SHORT TASK:
Select each line where the word "Investment" appears.

(begin)

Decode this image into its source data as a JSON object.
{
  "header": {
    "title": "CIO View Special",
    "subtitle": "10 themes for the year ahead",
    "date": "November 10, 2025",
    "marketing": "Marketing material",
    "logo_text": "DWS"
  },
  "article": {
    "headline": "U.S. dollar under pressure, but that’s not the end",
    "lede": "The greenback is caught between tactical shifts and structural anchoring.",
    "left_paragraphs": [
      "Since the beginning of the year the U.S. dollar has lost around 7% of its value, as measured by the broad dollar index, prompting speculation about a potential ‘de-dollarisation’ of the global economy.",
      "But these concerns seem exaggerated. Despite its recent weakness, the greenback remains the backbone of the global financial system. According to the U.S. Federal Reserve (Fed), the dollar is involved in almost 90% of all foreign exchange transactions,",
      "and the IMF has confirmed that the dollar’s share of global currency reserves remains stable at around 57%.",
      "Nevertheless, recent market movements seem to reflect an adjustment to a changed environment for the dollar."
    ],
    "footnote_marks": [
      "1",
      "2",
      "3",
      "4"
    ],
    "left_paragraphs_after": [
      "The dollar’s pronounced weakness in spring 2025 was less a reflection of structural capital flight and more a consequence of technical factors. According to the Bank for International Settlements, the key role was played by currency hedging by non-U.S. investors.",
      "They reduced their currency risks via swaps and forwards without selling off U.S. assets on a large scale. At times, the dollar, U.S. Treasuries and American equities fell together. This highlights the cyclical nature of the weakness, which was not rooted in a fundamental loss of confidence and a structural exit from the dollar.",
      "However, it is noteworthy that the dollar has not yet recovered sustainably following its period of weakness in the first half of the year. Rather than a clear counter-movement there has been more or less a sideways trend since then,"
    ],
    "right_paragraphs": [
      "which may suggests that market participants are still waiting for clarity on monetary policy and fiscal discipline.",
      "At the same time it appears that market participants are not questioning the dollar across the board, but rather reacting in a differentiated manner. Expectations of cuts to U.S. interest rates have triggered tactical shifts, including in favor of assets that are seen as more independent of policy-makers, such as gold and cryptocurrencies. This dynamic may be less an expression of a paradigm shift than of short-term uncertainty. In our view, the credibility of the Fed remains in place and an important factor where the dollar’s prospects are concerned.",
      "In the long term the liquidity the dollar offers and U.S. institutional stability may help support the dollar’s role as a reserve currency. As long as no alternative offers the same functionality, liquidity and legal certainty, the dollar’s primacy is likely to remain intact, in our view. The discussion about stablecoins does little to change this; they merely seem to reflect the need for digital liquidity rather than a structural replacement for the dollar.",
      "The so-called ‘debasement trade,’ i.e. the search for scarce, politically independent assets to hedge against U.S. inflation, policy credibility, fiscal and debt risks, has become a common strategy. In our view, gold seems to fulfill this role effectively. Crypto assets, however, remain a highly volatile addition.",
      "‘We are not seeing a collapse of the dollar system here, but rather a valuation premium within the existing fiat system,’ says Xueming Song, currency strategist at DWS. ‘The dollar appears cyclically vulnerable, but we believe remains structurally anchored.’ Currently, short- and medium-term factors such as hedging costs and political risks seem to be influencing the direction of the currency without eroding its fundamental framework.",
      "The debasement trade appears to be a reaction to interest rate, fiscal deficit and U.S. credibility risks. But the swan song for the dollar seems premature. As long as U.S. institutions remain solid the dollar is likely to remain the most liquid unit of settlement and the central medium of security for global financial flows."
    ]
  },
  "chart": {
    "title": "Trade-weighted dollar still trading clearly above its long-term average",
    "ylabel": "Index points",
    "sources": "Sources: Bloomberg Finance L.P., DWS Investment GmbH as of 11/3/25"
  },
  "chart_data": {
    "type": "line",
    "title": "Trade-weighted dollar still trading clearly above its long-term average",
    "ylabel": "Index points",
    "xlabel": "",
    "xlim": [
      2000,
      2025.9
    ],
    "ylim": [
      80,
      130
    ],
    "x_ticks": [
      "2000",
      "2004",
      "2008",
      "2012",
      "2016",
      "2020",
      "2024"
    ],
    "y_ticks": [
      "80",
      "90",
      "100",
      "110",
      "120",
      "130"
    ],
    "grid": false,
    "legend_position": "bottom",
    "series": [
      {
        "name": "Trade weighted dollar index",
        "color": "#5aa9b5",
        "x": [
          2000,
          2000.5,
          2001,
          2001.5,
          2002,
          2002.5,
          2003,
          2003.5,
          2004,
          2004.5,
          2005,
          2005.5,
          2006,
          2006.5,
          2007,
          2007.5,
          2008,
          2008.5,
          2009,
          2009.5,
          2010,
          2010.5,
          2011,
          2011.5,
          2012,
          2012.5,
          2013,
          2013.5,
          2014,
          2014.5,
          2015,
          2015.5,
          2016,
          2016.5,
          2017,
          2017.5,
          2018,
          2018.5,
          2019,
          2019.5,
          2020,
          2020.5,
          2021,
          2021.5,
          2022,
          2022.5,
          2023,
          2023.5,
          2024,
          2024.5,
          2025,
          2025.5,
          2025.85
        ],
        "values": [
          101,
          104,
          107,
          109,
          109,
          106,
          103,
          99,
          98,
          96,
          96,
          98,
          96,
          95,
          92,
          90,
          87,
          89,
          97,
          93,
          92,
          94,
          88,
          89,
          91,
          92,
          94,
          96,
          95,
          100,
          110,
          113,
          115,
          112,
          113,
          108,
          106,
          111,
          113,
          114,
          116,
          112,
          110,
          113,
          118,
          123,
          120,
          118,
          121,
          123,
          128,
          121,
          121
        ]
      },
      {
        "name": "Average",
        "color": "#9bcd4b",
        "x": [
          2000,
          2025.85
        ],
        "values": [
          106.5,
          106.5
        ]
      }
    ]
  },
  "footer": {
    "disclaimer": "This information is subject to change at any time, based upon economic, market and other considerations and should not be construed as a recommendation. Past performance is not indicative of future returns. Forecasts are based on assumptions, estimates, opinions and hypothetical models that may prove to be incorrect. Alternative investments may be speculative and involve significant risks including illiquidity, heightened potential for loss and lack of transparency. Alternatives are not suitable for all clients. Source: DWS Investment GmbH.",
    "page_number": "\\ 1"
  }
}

(end)

CORRECT RESPONSE:
    "sources": "Sources: Bloomberg Finance L.P., DWS Investment GmbH as of 11/3/25"
    "disclaimer": "This information is subject to change at any time, based upon economic, market and other considerations and should not be construed as a recommendation. Past performance is not indicative of future returns. Forecasts are based on assumptions, estimates, opinions and hypothetical models that may prove to be incorrect. Alternative investments may be speculative and involve significant risks including illiquidity, heightened potential for loss and lack of transparency. Alternatives are not suitable for all clients. Source: DWS Investment GmbH.",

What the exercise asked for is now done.